Please copy all the lines that follow, word for word.

[begin Input]

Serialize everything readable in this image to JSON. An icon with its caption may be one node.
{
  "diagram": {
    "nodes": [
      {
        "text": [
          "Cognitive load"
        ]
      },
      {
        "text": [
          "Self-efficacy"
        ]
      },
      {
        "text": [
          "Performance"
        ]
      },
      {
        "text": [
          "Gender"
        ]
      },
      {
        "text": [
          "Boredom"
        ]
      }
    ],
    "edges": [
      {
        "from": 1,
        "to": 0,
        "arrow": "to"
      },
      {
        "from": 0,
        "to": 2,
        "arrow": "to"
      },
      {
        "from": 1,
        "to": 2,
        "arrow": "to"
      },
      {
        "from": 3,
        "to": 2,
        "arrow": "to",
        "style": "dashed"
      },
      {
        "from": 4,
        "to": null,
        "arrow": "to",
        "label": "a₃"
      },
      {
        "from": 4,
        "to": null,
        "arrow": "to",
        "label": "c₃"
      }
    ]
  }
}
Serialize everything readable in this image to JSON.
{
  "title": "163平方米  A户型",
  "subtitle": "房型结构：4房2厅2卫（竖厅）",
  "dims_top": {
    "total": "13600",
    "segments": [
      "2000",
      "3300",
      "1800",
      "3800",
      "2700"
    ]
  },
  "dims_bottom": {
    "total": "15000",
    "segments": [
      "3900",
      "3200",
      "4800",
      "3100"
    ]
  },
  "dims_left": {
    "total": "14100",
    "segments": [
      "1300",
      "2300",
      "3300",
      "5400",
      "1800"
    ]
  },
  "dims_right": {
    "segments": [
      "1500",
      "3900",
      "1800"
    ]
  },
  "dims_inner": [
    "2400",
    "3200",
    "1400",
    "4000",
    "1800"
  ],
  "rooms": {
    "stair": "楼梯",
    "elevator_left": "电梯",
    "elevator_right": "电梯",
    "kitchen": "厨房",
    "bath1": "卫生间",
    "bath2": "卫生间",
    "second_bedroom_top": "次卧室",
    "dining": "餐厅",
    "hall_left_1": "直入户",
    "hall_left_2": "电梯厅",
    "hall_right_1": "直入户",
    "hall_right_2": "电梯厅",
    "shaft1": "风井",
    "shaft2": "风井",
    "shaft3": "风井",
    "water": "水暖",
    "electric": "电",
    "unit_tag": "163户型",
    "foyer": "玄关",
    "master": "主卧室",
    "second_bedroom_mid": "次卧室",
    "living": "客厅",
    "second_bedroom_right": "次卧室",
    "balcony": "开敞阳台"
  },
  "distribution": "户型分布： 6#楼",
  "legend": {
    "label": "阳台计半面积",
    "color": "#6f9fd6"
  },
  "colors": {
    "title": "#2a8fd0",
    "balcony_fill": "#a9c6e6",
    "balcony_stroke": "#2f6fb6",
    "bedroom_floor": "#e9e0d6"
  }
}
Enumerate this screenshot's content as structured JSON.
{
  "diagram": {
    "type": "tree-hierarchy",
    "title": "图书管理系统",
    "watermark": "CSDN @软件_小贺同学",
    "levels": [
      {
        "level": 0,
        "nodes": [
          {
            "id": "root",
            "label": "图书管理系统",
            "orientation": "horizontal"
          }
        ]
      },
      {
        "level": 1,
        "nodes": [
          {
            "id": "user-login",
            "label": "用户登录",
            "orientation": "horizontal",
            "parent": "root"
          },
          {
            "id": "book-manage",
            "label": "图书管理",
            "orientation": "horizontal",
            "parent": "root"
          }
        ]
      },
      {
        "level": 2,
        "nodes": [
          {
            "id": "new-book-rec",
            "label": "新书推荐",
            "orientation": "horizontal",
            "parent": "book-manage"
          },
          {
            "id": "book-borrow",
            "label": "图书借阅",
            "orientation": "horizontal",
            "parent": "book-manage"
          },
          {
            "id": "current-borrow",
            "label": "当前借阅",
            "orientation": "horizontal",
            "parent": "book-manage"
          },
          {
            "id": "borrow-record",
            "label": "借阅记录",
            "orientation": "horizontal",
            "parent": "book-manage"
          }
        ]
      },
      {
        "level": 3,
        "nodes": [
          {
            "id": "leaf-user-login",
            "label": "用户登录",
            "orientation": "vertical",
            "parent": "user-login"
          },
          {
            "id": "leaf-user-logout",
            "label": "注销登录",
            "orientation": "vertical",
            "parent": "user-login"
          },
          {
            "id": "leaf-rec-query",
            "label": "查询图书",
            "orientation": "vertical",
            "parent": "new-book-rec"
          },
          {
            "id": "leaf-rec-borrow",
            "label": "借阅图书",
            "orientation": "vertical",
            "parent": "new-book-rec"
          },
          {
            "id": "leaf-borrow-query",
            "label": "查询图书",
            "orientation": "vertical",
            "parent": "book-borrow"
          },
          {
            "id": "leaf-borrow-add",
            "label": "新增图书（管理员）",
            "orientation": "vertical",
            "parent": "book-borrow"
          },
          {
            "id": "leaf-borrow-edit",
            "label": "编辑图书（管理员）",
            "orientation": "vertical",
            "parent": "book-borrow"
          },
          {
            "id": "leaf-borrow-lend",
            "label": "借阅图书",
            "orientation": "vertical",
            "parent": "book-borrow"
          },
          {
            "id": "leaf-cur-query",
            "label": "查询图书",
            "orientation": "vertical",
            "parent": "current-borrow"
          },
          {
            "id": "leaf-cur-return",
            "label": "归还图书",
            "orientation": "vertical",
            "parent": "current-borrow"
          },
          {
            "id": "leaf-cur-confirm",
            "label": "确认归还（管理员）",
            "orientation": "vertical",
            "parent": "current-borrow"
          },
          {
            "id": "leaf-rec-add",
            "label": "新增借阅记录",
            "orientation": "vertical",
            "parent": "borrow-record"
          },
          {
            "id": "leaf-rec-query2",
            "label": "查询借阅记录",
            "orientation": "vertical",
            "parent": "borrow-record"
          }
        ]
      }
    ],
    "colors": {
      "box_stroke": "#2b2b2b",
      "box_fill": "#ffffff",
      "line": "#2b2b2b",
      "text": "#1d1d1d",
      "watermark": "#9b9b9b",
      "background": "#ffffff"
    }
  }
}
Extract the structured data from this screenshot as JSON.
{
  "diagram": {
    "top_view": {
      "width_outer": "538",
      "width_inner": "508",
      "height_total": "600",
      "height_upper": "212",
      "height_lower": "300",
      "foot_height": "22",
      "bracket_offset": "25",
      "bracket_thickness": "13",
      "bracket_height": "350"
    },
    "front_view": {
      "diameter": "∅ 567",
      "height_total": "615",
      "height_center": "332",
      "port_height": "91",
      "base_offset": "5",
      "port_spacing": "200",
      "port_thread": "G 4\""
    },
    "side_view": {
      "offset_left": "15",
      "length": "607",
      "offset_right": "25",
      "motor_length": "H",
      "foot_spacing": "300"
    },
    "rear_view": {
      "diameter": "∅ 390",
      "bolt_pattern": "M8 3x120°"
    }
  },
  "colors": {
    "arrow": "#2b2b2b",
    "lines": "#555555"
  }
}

[end Input]

> _Answer to the exercise_
Serialize everything readable in this image to JSON. An icon with its caption may be one node.
{
  "diagram": {
    "nodes": [
      {
        "text": [
          "Cognitive load"
        ]
      },
      {
        "text": [
          "Self-efficacy"
        ]
      },
      {
        "text": [
          "Performance"
        ]
      },
      {
        "text": [
          "Gender"
        ]
      },
      {
        "text": [
          "Boredom"
        ]
      }
    ],
    "edges": [
      {
        "from": 1,
        "to": 0,
        "arrow": "to"
      },
      {
        "from": 0,
        "to": 2,
        "arrow": "to"
      },
      {
        "from": 1,
        "to": 2,
        "arrow": "to"
      },
      {
        "from": 3,
        "to": 2,
        "arrow": "to",
        "style": "dashed"
      },
      {
        "from": 4,
        "to": null,
        "arrow": "to",
        "label": "a₃"
      },
      {
        "from": 4,
        "to": null,
        "arrow": "to",
        "label": "c₃"
      }
    ]
  }
}
Serialize everything readable in this image to JSON.
{
  "title": "163平方米  A户型",
  "subtitle": "房型结构：4房2厅2卫（竖厅）",
  "dims_top": {
    "total": "13600",
    "segments": [
      "2000",
      "3300",
      "1800",
      "3800",
      "2700"
    ]
  },
  "dims_bottom": {
    "total": "15000",
    "segments": [
      "3900",
      "3200",
      "4800",
      "3100"
    ]
  },
  "dims_left": {
    "total": "14100",
    "segments": [
      "1300",
      "2300",
      "3300",
      "5400",
      "1800"
    ]
  },
  "dims_right": {
    "segments": [
      "1500",
      "3900",
      "1800"
    ]
  },
  "dims_inner": [
    "2400",
    "3200",
    "1400",
    "4000",
    "1800"
  ],
  "rooms": {
    "stair": "楼梯",
    "elevator_left": "电梯",
    "elevator_right": "电梯",
    "kitchen": "厨房",
    "bath1": "卫生间",
    "bath2": "卫生间",
    "second_bedroom_top": "次卧室",
    "dining": "餐厅",
    "hall_left_1": "直入户",
    "hall_left_2": "电梯厅",
    "hall_right_1": "直入户",
    "hall_right_2": "电梯厅",
    "shaft1": "风井",
    "shaft2": "风井",
    "shaft3": "风井",
    "water": "水暖",
    "electric": "电",
    "unit_tag": "163户型",
    "foyer": "玄关",
    "master": "主卧室",
    "second_bedroom_mid": "次卧室",
    "living": "客厅",
    "second_bedroom_right": "次卧室",
    "balcony": "开敞阳台"
  },
  "distribution": "户型分布： 6#楼",
  "legend": {
    "label": "阳台计半面积",
    "color": "#6f9fd6"
  },
  "colors": {
    "title": "#2a8fd0",
    "balcony_fill": "#a9c6e6",
    "balcony_stroke": "#2f6fb6",
    "bedroom_floor": "#e9e0d6"
  }
}
Enumerate this screenshot's content as structured JSON.
{
  "diagram": {
    "type": "tree-hierarchy",
    "title": "图书管理系统",
    "watermark": "CSDN @软件_小贺同学",
    "levels": [
      {
        "level": 0,
        "nodes": [
          {
            "id": "root",
            "label": "图书管理系统",
            "orientation": "horizontal"
          }
        ]
      },
      {
        "level": 1,
        "nodes": [
          {
            "id": "user-login",
            "label": "用户登录",
            "orientation": "horizontal",
            "parent": "root"
          },
          {
            "id": "book-manage",
            "label": "图书管理",
            "orientation": "horizontal",
            "parent": "root"
          }
        ]
      },
      {
        "level": 2,
        "nodes": [
          {
            "id": "new-book-rec",
            "label": "新书推荐",
            "orientation": "horizontal",
            "parent": "book-manage"
          },
          {
            "id": "book-borrow",
            "label": "图书借阅",
            "orientation": "horizontal",
            "parent": "book-manage"
          },
          {
            "id": "current-borrow",
            "label": "当前借阅",
            "orientation": "horizontal",
            "parent": "book-manage"
          },
          {
            "id": "borrow-record",
            "label": "借阅记录",
            "orientation": "horizontal",
            "parent": "book-manage"
          }
        ]
      },
      {
        "level": 3,
        "nodes": [
          {
            "id": "leaf-user-login",
            "label": "用户登录",
            "orientation": "vertical",
            "parent": "user-login"
          },
          {
            "id": "leaf-user-logout",
            "label": "注销登录",
            "orientation": "vertical",
            "parent": "user-login"
          },
          {
            "id": "leaf-rec-query",
            "label": "查询图书",
            "orientation": "vertical",
            "parent": "new-book-rec"
          },
          {
            "id": "leaf-rec-borrow",
            "label": "借阅图书",
            "orientation": "vertical",
            "parent": "new-book-rec"
          },
          {
            "id": "leaf-borrow-query",
            "label": "查询图书",
            "orientation": "vertical",
            "parent": "book-borrow"
          },
          {
            "id": "leaf-borrow-add",
            "label": "新增图书（管理员）",
            "orientation": "vertical",
            "parent": "book-borrow"
          },
          {
            "id": "leaf-borrow-edit",
            "label": "编辑图书（管理员）",
            "orientation": "vertical",
            "parent": "book-borrow"
          },
          {
            "id": "leaf-borrow-lend",
            "label": "借阅图书",
            "orientation": "vertical",
            "parent": "book-borrow"
          },
          {
            "id": "leaf-cur-query",
            "label": "查询图书",
            "orientation": "vertical",
            "parent": "current-borrow"
          },
          {
            "id": "leaf-cur-return",
            "label": "归还图书",
            "orientation": "vertical",
            "parent": "current-borrow"
          },
          {
            "id": "leaf-cur-confirm",
            "label": "确认归还（管理员）",
            "orientation": "vertical",
            "parent": "current-borrow"
          },
          {
            "id": "leaf-rec-add",
            "label": "新增借阅记录",
            "orientation": "vertical",
            "parent": "borrow-record"
          },
          {
            "id": "leaf-rec-query2",
            "label": "查询借阅记录",
            "orientation": "vertical",
            "parent": "borrow-record"
          }
        ]
      }
    ],
    "colors": {
      "box_stroke": "#2b2b2b",
      "box_fill": "#ffffff",
      "line": "#2b2b2b",
      "text": "#1d1d1d",
      "watermark": "#9b9b9b",
      "background": "#ffffff"
    }
  }
}
Extract the structured data from this screenshot as JSON.
{
  "diagram": {
    "top_view": {
      "width_outer": "538",
      "width_inner": "508",
      "height_total": "600",
      "height_upper": "212",
      "height_lower": "300",
      "foot_height": "22",
      "bracket_offset": "25",
      "bracket_thickness": "13",
      "bracket_height": "350"
    },
    "front_view": {
      "diameter": "∅ 567",
      "height_total": "615",
      "height_center": "332",
      "port_height": "91",
      "base_offset": "5",
      "port_spacing": "200",
      "port_thread": "G 4\""
    },
    "side_view": {
      "offset_left": "15",
      "length": "607",
      "offset_right": "25",
      "motor_length": "H",
      "foot_spacing": "300"
    },
    "rear_view": {
      "diameter": "∅ 390",
      "bolt_pattern": "M8 3x120°"
    }
  },
  "colors": {
    "arrow": "#2b2b2b",
    "lines": "#555555"
  }
}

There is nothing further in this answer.